# [Data for this exercise]

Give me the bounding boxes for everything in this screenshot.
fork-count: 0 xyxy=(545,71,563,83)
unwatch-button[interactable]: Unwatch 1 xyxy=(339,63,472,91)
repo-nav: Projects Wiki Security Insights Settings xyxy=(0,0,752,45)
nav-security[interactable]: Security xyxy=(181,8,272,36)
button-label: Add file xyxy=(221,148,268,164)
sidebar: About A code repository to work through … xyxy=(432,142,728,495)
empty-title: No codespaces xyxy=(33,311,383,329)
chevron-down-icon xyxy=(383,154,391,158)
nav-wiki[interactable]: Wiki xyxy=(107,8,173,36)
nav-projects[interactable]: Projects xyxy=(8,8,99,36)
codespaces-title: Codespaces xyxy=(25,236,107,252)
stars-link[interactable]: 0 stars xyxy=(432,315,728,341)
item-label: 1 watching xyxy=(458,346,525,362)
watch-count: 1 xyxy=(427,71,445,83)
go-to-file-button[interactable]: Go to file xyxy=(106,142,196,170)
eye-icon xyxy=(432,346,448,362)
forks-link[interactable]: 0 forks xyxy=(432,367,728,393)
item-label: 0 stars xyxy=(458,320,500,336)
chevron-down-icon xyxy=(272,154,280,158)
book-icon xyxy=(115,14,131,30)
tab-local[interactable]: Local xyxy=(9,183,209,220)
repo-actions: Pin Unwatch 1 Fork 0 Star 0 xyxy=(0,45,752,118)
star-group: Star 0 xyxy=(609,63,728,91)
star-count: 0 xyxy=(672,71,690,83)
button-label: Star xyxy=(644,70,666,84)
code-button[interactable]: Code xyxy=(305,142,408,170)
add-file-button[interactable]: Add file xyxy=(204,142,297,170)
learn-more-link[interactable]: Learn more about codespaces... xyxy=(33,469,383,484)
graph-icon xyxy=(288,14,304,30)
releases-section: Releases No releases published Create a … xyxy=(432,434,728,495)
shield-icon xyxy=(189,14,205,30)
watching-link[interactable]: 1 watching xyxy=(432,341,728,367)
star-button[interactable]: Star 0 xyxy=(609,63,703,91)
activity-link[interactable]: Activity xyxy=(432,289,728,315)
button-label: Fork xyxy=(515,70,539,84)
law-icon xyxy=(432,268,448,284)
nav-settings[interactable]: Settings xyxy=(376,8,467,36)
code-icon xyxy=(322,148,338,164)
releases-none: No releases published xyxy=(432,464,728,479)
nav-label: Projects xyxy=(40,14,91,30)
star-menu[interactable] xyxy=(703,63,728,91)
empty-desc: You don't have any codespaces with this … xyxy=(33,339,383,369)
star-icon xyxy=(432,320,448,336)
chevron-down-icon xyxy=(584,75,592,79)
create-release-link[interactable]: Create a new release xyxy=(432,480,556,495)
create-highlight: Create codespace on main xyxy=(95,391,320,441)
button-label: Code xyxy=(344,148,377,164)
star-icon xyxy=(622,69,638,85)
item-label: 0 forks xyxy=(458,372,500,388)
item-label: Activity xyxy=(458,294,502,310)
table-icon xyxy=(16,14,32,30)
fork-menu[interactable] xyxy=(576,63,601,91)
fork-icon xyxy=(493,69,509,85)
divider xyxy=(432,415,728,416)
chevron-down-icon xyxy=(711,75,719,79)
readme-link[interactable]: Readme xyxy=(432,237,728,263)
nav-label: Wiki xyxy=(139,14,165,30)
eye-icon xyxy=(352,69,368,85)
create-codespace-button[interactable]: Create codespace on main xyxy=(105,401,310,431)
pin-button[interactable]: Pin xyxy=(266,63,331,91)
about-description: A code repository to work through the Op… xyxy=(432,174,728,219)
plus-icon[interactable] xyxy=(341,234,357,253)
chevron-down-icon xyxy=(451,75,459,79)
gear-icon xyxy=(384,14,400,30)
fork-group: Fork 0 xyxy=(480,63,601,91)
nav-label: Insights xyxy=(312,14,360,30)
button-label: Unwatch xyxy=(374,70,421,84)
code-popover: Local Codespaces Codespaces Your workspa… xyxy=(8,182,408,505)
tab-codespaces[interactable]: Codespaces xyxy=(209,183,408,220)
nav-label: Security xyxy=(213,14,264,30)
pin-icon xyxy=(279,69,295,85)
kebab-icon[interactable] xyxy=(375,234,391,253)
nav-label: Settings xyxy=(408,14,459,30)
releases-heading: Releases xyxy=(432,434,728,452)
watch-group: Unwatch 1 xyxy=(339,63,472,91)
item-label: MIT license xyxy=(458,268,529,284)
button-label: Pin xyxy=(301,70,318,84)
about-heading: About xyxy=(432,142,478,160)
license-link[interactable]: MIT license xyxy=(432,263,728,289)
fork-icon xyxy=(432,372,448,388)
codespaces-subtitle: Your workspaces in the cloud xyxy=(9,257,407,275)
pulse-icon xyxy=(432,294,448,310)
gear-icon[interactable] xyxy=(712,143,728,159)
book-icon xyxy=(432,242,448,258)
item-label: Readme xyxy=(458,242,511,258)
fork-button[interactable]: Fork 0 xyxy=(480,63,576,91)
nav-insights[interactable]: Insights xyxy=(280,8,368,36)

# [Aim]
Can you repeat every line of the material above word for word, with nothing added, dropped, or changed?

# [Result]
Give me the bounding boxes for everything in this screenshot.
fork-count: 0 xyxy=(545,71,563,83)
unwatch-button[interactable]: Unwatch 1 xyxy=(339,63,472,91)
repo-nav: Projects Wiki Security Insights Settings xyxy=(0,0,752,45)
nav-security[interactable]: Security xyxy=(181,8,272,36)
button-label: Add file xyxy=(221,148,268,164)
sidebar: About A code repository to work through … xyxy=(432,142,728,495)
empty-title: No codespaces xyxy=(33,311,383,329)
chevron-down-icon xyxy=(383,154,391,158)
nav-wiki[interactable]: Wiki xyxy=(107,8,173,36)
nav-projects[interactable]: Projects xyxy=(8,8,99,36)
codespaces-title: Codespaces xyxy=(25,236,107,252)
stars-link[interactable]: 0 stars xyxy=(432,315,728,341)
item-label: 1 watching xyxy=(458,346,525,362)
watch-count: 1 xyxy=(427,71,445,83)
go-to-file-button[interactable]: Go to file xyxy=(106,142,196,170)
eye-icon xyxy=(432,346,448,362)
forks-link[interactable]: 0 forks xyxy=(432,367,728,393)
item-label: 0 stars xyxy=(458,320,500,336)
chevron-down-icon xyxy=(272,154,280,158)
book-icon xyxy=(115,14,131,30)
tab-local[interactable]: Local xyxy=(9,183,209,220)
repo-actions: Pin Unwatch 1 Fork 0 Star 0 xyxy=(0,45,752,118)
star-group: Star 0 xyxy=(609,63,728,91)
star-count: 0 xyxy=(672,71,690,83)
button-label: Star xyxy=(644,70,666,84)
code-button[interactable]: Code xyxy=(305,142,408,170)
add-file-button[interactable]: Add file xyxy=(204,142,297,170)
learn-more-link[interactable]: Learn more about codespaces... xyxy=(33,469,383,484)
graph-icon xyxy=(288,14,304,30)
releases-section: Releases No releases published Create a … xyxy=(432,434,728,495)
shield-icon xyxy=(189,14,205,30)
watching-link[interactable]: 1 watching xyxy=(432,341,728,367)
star-button[interactable]: Star 0 xyxy=(609,63,703,91)
activity-link[interactable]: Activity xyxy=(432,289,728,315)
button-label: Fork xyxy=(515,70,539,84)
law-icon xyxy=(432,268,448,284)
nav-settings[interactable]: Settings xyxy=(376,8,467,36)
code-icon xyxy=(322,148,338,164)
releases-none: No releases published xyxy=(432,464,728,479)
nav-label: Projects xyxy=(40,14,91,30)
star-menu[interactable] xyxy=(703,63,728,91)
empty-desc: You don't have any codespaces with this … xyxy=(33,339,383,369)
star-icon xyxy=(432,320,448,336)
chevron-down-icon xyxy=(584,75,592,79)
create-release-link[interactable]: Create a new release xyxy=(432,480,556,495)
create-highlight: Create codespace on main xyxy=(95,391,320,441)
button-label: Code xyxy=(344,148,377,164)
star-icon xyxy=(622,69,638,85)
item-label: 0 forks xyxy=(458,372,500,388)
item-label: Activity xyxy=(458,294,502,310)
table-icon xyxy=(16,14,32,30)
fork-menu[interactable] xyxy=(576,63,601,91)
fork-icon xyxy=(493,69,509,85)
divider xyxy=(432,415,728,416)
chevron-down-icon xyxy=(711,75,719,79)
readme-link[interactable]: Readme xyxy=(432,237,728,263)
nav-label: Wiki xyxy=(139,14,165,30)
eye-icon xyxy=(352,69,368,85)
create-codespace-button[interactable]: Create codespace on main xyxy=(105,401,310,431)
pin-button[interactable]: Pin xyxy=(266,63,331,91)
about-description: A code repository to work through the Op… xyxy=(432,174,728,219)
plus-icon[interactable] xyxy=(341,234,357,253)
chevron-down-icon xyxy=(451,75,459,79)
gear-icon xyxy=(384,14,400,30)
fork-group: Fork 0 xyxy=(480,63,601,91)
nav-label: Insights xyxy=(312,14,360,30)
button-label: Unwatch xyxy=(374,70,421,84)
code-popover: Local Codespaces Codespaces Your workspa… xyxy=(8,182,408,505)
tab-codespaces[interactable]: Codespaces xyxy=(209,183,408,220)
nav-label: Security xyxy=(213,14,264,30)
pin-icon xyxy=(279,69,295,85)
kebab-icon[interactable] xyxy=(375,234,391,253)
nav-label: Settings xyxy=(408,14,459,30)
releases-heading: Releases xyxy=(432,434,728,452)
watch-group: Unwatch 1 xyxy=(339,63,472,91)
item-label: MIT license xyxy=(458,268,529,284)
button-label: Pin xyxy=(301,70,318,84)
about-heading: About xyxy=(432,142,478,160)
license-link[interactable]: MIT license xyxy=(432,263,728,289)
fork-icon xyxy=(432,372,448,388)
codespaces-subtitle: Your workspaces in the cloud xyxy=(9,257,407,275)
pulse-icon xyxy=(432,294,448,310)
gear-icon[interactable] xyxy=(712,143,728,159)
book-icon xyxy=(432,242,448,258)
item-label: Readme xyxy=(458,242,511,258)
fork-button[interactable]: Fork 0 xyxy=(480,63,576,91)
nav-insights[interactable]: Insights xyxy=(280,8,368,36)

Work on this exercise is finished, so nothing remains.